◆ Information provided ◆
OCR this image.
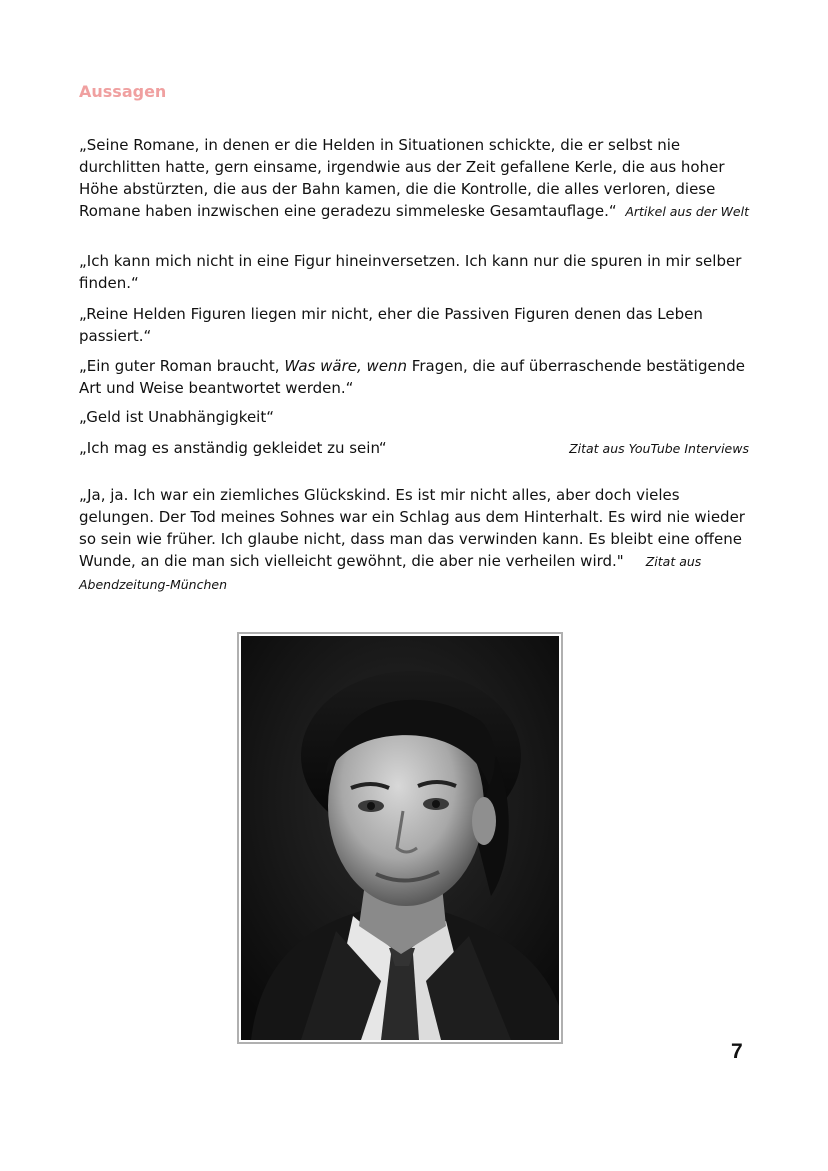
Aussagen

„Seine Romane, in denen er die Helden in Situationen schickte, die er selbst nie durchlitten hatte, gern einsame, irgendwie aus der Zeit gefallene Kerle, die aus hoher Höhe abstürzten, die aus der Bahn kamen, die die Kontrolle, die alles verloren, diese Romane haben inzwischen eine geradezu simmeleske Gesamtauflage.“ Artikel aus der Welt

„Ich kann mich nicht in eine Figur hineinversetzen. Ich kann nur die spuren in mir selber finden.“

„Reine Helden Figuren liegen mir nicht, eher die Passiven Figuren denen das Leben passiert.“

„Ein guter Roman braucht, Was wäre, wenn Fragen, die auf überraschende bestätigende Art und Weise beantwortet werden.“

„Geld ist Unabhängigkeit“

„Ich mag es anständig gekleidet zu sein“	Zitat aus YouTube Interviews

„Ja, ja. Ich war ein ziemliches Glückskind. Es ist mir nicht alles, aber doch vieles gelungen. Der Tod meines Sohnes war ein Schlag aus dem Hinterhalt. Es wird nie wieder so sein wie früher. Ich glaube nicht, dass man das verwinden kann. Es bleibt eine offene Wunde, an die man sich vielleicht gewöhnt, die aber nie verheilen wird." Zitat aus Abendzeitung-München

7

◆ What is being asked ◆
Copy each line of the records precisely and drop any images they hold.

◆ Solution below ◆
OCR this image.
Aussagen

„Seine Romane, in denen er die Helden in Situationen schickte, die er selbst nie durchlitten hatte, gern einsame, irgendwie aus der Zeit gefallene Kerle, die aus hoher Höhe abstürzten, die aus der Bahn kamen, die die Kontrolle, die alles verloren, diese Romane haben inzwischen eine geradezu simmeleske Gesamtauflage.“ Artikel aus der Welt

„Ich kann mich nicht in eine Figur hineinversetzen. Ich kann nur die spuren in mir selber finden.“

„Reine Helden Figuren liegen mir nicht, eher die Passiven Figuren denen das Leben passiert.“

„Ein guter Roman braucht, Was wäre, wenn Fragen, die auf überraschende bestätigende Art und Weise beantwortet werden.“

„Geld ist Unabhängigkeit“

„Ich mag es anständig gekleidet zu sein“	Zitat aus YouTube Interviews

„Ja, ja. Ich war ein ziemliches Glückskind. Es ist mir nicht alles, aber doch vieles gelungen. Der Tod meines Sohnes war ein Schlag aus dem Hinterhalt. Es wird nie wieder so sein wie früher. Ich glaube nicht, dass man das verwinden kann. Es bleibt eine offene Wunde, an die man sich vielleicht gewöhnt, die aber nie verheilen wird." Zitat aus Abendzeitung-München

7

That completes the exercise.